>> begin Exercise inputs

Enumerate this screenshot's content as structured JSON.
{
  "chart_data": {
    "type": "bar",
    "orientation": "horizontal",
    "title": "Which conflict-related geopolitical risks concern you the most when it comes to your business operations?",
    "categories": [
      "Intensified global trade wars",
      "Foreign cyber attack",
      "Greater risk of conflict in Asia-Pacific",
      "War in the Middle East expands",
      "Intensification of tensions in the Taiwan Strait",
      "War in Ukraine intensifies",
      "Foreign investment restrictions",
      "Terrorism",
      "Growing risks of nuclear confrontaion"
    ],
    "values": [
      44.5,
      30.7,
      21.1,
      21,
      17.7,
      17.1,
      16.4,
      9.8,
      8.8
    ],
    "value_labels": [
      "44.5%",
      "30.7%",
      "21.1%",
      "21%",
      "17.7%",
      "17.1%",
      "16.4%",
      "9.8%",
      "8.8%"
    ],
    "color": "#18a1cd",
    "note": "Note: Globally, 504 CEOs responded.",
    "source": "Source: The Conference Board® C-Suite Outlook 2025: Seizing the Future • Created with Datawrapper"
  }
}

>> end Exercise inputs

= Goal =
Reproduce the complete data exactly as presented above.

= Correct answer =
Enumerate this screenshot's content as structured JSON.
{
  "chart_data": {
    "type": "bar",
    "orientation": "horizontal",
    "title": "Which conflict-related geopolitical risks concern you the most when it comes to your business operations?",
    "categories": [
      "Intensified global trade wars",
      "Foreign cyber attack",
      "Greater risk of conflict in Asia-Pacific",
      "War in the Middle East expands",
      "Intensification of tensions in the Taiwan Strait",
      "War in Ukraine intensifies",
      "Foreign investment restrictions",
      "Terrorism",
      "Growing risks of nuclear confrontaion"
    ],
    "values": [
      44.5,
      30.7,
      21.1,
      21,
      17.7,
      17.1,
      16.4,
      9.8,
      8.8
    ],
    "value_labels": [
      "44.5%",
      "30.7%",
      "21.1%",
      "21%",
      "17.7%",
      "17.1%",
      "16.4%",
      "9.8%",
      "8.8%"
    ],
    "color": "#18a1cd",
    "note": "Note: Globally, 504 CEOs responded.",
    "source": "Source: The Conference Board® C-Suite Outlook 2025: Seizing the Future • Created with Datawrapper"
  }
}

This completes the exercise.